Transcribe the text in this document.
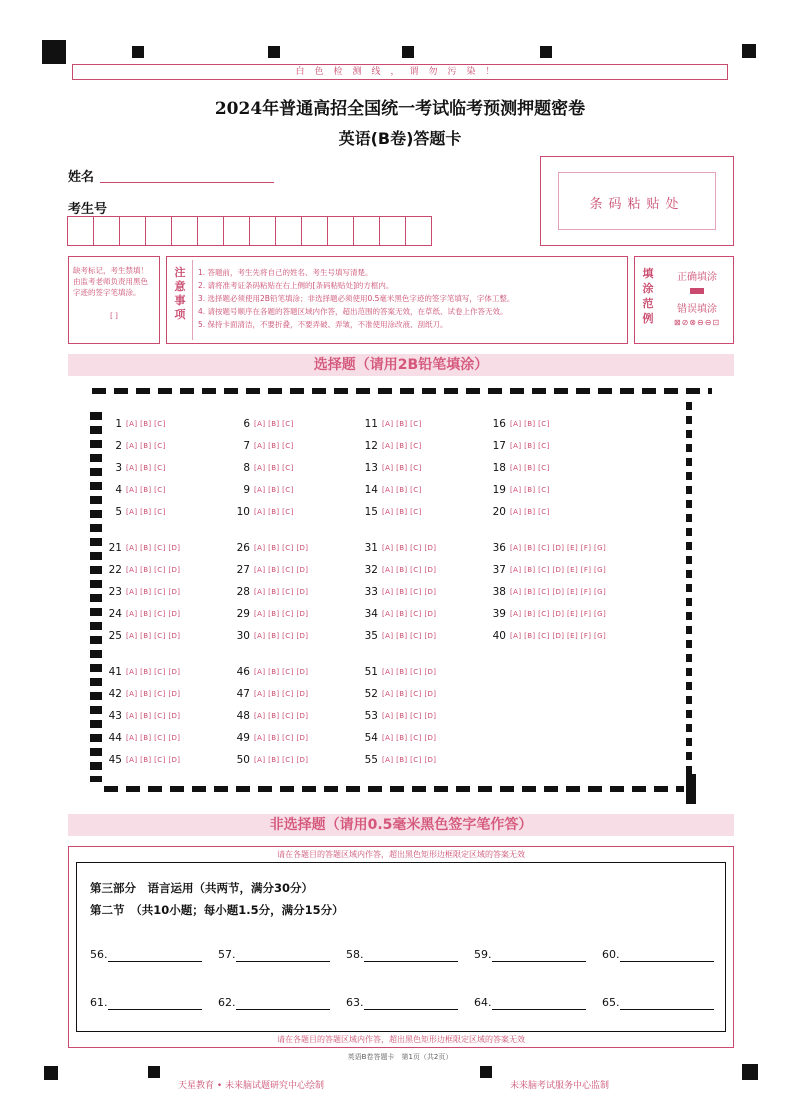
白色检测线，谓勿污染！
2024年普通高招全国统一考试临考预测押题密卷
英语(B卷)答题卡
姓名
考生号	条码粘贴处
缺考标记，考生禁填！由监考老师负责用黑色字迹的签字笔填涂。
[ ]
注意事项
1. 答题前，考生先将自己的姓名、考生号填写清楚。
2. 请将准考证条码粘贴在右上侧的[条码粘贴处]的方框内。
3. 选择题必须使用2B铅笔填涂；非选择题必须使用0.5毫米黑色字迹的签字笔填写，字体工整。
4. 请按题号顺序在各题的答题区域内作答，超出范围的答案无效，在草纸、试卷上作答无效。
5. 保持卡面清洁，不要折叠，不要弄破、弄皱，不准使用涂改液、刮纸刀。
填涂范例
正确填涂
错误填涂
⊠⊘⊗⊖⊖⊡
选择题（请用2B铅笔填涂）
1 [A] [B] [C]
2 [A] [B] [C]
3 [A] [B] [C]
4 [A] [B] [C]
5 [A] [B] [C]
6 [A] [B] [C]
7 [A] [B] [C]
8 [A] [B] [C]
9 [A] [B] [C]
10 [A] [B] [C]
11 [A] [B] [C]
12 [A] [B] [C]
13 [A] [B] [C]
14 [A] [B] [C]
15 [A] [B] [C]
16 [A] [B] [C]
17 [A] [B] [C]
18 [A] [B] [C]
19 [A] [B] [C]
20 [A] [B] [C]
21 [A] [B] [C] [D]
22 [A] [B] [C] [D]
23 [A] [B] [C] [D]
24 [A] [B] [C] [D]
25 [A] [B] [C] [D]
26 [A] [B] [C] [D]
27 [A] [B] [C] [D]
28 [A] [B] [C] [D]
29 [A] [B] [C] [D]
30 [A] [B] [C] [D]
31 [A] [B] [C] [D]
32 [A] [B] [C] [D]
33 [A] [B] [C] [D]
34 [A] [B] [C] [D]
35 [A] [B] [C] [D]
36 [A] [B] [C] [D] [E] [F] [G]
37 [A] [B] [C] [D] [E] [F] [G]
38 [A] [B] [C] [D] [E] [F] [G]
39 [A] [B] [C] [D] [E] [F] [G]
40 [A] [B] [C] [D] [E] [F] [G]
41 [A] [B] [C] [D]
42 [A] [B] [C] [D]
43 [A] [B] [C] [D]
44 [A] [B] [C] [D]
45 [A] [B] [C] [D]
46 [A] [B] [C] [D]
47 [A] [B] [C] [D]
48 [A] [B] [C] [D]
49 [A] [B] [C] [D]
50 [A] [B] [C] [D]
51 [A] [B] [C] [D]
52 [A] [B] [C] [D]
53 [A] [B] [C] [D]
54 [A] [B] [C] [D]
55 [A] [B] [C] [D]
非选择题（请用0.5毫米黑色签字笔作答）
请在各题目的答题区域内作答，超出黑色矩形边框限定区域的答案无效
第三部分　语言运用（共两节，满分30分）
第二节　（共10小题；每小题1.5分，满分15分）
56.	57.	58.	59.	60.
61.	62.	63.	64.	65.
请在各题目的答题区域内作答，超出黑色矩形边框限定区域的答案无效
英语B卷答题卡　第1页（共2页）
天星教育 • 未来脑试题研究中心绘制	未来脑考试服务中心监制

•••

> [INSTRUCTIONS FOR THE TASK] Print each record exactly as it stands, leaving the images out.

> [WRITTEN SOLUTION]
Transcribe the text in this document.
白色检测线，谓勿污染！
2024年普通高招全国统一考试临考预测押题密卷
英语(B卷)答题卡
姓名
考生号	条码粘贴处
缺考标记，考生禁填！由监考老师负责用黑色字迹的签字笔填涂。
[ ]
注意事项
1. 答题前，考生先将自己的姓名、考生号填写清楚。
2. 请将准考证条码粘贴在右上侧的[条码粘贴处]的方框内。
3. 选择题必须使用2B铅笔填涂；非选择题必须使用0.5毫米黑色字迹的签字笔填写，字体工整。
4. 请按题号顺序在各题的答题区域内作答，超出范围的答案无效，在草纸、试卷上作答无效。
5. 保持卡面清洁，不要折叠，不要弄破、弄皱，不准使用涂改液、刮纸刀。
填涂范例
正确填涂
错误填涂
⊠⊘⊗⊖⊖⊡
选择题（请用2B铅笔填涂）
1 [A] [B] [C]
2 [A] [B] [C]
3 [A] [B] [C]
4 [A] [B] [C]
5 [A] [B] [C]
6 [A] [B] [C]
7 [A] [B] [C]
8 [A] [B] [C]
9 [A] [B] [C]
10 [A] [B] [C]
11 [A] [B] [C]
12 [A] [B] [C]
13 [A] [B] [C]
14 [A] [B] [C]
15 [A] [B] [C]
16 [A] [B] [C]
17 [A] [B] [C]
18 [A] [B] [C]
19 [A] [B] [C]
20 [A] [B] [C]
21 [A] [B] [C] [D]
22 [A] [B] [C] [D]
23 [A] [B] [C] [D]
24 [A] [B] [C] [D]
25 [A] [B] [C] [D]
26 [A] [B] [C] [D]
27 [A] [B] [C] [D]
28 [A] [B] [C] [D]
29 [A] [B] [C] [D]
30 [A] [B] [C] [D]
31 [A] [B] [C] [D]
32 [A] [B] [C] [D]
33 [A] [B] [C] [D]
34 [A] [B] [C] [D]
35 [A] [B] [C] [D]
36 [A] [B] [C] [D] [E] [F] [G]
37 [A] [B] [C] [D] [E] [F] [G]
38 [A] [B] [C] [D] [E] [F] [G]
39 [A] [B] [C] [D] [E] [F] [G]
40 [A] [B] [C] [D] [E] [F] [G]
41 [A] [B] [C] [D]
42 [A] [B] [C] [D]
43 [A] [B] [C] [D]
44 [A] [B] [C] [D]
45 [A] [B] [C] [D]
46 [A] [B] [C] [D]
47 [A] [B] [C] [D]
48 [A] [B] [C] [D]
49 [A] [B] [C] [D]
50 [A] [B] [C] [D]
51 [A] [B] [C] [D]
52 [A] [B] [C] [D]
53 [A] [B] [C] [D]
54 [A] [B] [C] [D]
55 [A] [B] [C] [D]
非选择题（请用0.5毫米黑色签字笔作答）
请在各题目的答题区域内作答，超出黑色矩形边框限定区域的答案无效
第三部分　语言运用（共两节，满分30分）
第二节　（共10小题；每小题1.5分，满分15分）
56.	57.	58.	59.	60.
61.	62.	63.	64.	65.
请在各题目的答题区域内作答，超出黑色矩形边框限定区域的答案无效
英语B卷答题卡　第1页（共2页）
天星教育 • 未来脑试题研究中心绘制	未来脑考试服务中心监制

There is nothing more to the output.